## WHAT THE TASK ASKS
In the material below, turn everything from the line containing "volume-bar (271, 516, 280, 520)" down to the line containing "price-label: 11.59 (898, 400, 927, 411)" into a numbered list, including both of those lines and skipping any blank lines.

## DATA TO PROCESS

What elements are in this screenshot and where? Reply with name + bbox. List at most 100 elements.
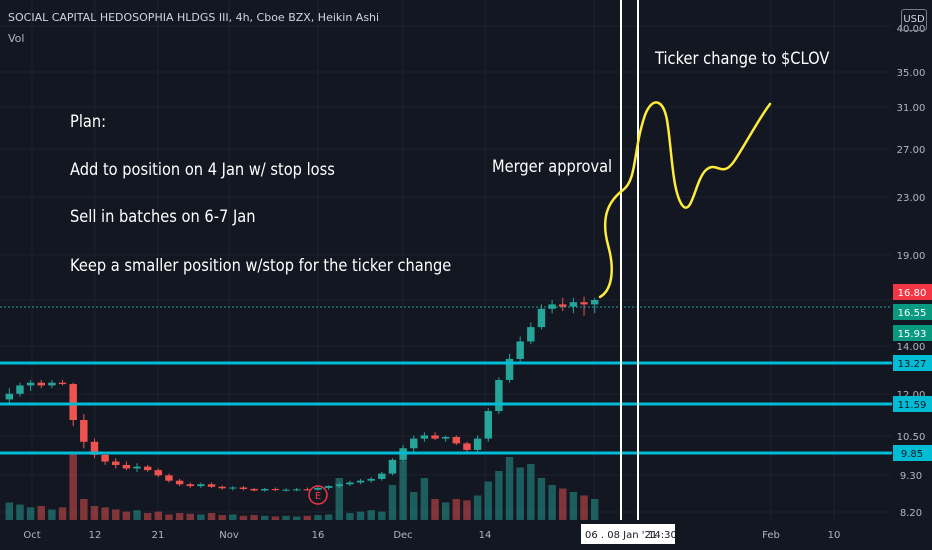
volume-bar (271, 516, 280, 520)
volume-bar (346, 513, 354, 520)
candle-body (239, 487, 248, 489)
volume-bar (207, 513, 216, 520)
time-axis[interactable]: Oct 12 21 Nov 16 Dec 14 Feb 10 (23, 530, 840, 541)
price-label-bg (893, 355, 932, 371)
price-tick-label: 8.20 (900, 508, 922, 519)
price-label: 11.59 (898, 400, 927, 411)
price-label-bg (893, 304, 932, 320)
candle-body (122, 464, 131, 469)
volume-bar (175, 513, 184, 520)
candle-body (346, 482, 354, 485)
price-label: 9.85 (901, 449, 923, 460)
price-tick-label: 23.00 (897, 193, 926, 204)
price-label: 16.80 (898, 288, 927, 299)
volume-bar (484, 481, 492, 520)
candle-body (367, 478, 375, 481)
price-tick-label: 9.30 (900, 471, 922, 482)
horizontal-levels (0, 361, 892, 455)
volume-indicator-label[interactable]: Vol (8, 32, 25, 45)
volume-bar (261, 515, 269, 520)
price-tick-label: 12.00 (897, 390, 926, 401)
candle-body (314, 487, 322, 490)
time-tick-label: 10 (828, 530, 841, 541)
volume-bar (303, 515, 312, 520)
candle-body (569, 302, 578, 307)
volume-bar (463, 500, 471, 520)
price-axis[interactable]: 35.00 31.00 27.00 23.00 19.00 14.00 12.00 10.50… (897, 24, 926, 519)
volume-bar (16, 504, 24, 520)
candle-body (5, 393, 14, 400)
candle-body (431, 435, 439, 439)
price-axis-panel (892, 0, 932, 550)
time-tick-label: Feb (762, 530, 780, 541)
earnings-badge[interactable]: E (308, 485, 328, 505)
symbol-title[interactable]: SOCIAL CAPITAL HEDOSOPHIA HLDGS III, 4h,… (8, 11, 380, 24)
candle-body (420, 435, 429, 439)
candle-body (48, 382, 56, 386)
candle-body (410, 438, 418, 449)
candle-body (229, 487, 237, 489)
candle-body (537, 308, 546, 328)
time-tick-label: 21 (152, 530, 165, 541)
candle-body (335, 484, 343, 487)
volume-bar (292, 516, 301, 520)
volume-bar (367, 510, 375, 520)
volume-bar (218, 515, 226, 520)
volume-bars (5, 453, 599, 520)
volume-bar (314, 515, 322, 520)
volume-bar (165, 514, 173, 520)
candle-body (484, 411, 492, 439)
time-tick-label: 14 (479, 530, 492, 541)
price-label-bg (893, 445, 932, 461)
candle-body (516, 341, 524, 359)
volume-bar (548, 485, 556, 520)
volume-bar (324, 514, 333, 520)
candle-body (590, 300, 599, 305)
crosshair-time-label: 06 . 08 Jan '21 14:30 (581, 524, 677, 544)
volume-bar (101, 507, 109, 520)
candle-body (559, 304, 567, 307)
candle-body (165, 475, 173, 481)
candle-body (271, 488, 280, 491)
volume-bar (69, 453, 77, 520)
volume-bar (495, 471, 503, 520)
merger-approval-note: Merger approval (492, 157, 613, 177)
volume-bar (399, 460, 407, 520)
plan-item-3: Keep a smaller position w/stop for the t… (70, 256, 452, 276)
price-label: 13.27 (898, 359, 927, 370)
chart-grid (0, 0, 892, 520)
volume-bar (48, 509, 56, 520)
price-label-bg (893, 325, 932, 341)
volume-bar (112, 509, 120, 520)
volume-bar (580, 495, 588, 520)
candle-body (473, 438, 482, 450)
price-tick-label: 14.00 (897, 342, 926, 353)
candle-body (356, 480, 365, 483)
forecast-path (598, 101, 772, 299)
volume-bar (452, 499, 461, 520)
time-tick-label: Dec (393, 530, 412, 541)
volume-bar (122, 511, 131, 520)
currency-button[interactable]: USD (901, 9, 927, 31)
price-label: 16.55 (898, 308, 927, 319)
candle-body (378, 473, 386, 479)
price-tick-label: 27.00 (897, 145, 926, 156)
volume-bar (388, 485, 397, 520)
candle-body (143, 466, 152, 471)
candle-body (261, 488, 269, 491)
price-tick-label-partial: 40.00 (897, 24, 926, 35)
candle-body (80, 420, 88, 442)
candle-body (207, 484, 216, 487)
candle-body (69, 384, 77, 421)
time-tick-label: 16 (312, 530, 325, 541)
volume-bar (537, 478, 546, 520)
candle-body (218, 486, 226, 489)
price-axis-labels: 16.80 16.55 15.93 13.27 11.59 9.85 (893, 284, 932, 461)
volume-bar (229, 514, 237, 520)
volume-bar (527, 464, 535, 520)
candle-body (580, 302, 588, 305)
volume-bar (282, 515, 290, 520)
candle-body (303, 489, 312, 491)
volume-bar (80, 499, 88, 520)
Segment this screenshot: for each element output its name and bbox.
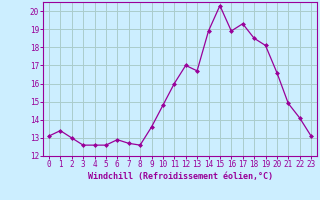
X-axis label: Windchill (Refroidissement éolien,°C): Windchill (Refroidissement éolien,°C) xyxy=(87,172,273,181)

## ANSWER BELOW
1. volume-bar (271, 516, 280, 520)
2. volume-bar (346, 513, 354, 520)
3. candle-body (239, 487, 248, 489)
4. volume-bar (207, 513, 216, 520)
5. time-axis[interactable]: Oct 12 21 Nov 16 Dec 14 Feb 10 (23, 530, 840, 541)
6. price-label-bg (893, 355, 932, 371)
7. price-tick-label: 8.20 (900, 508, 922, 519)
8. price-label: 11.59 (898, 400, 927, 411)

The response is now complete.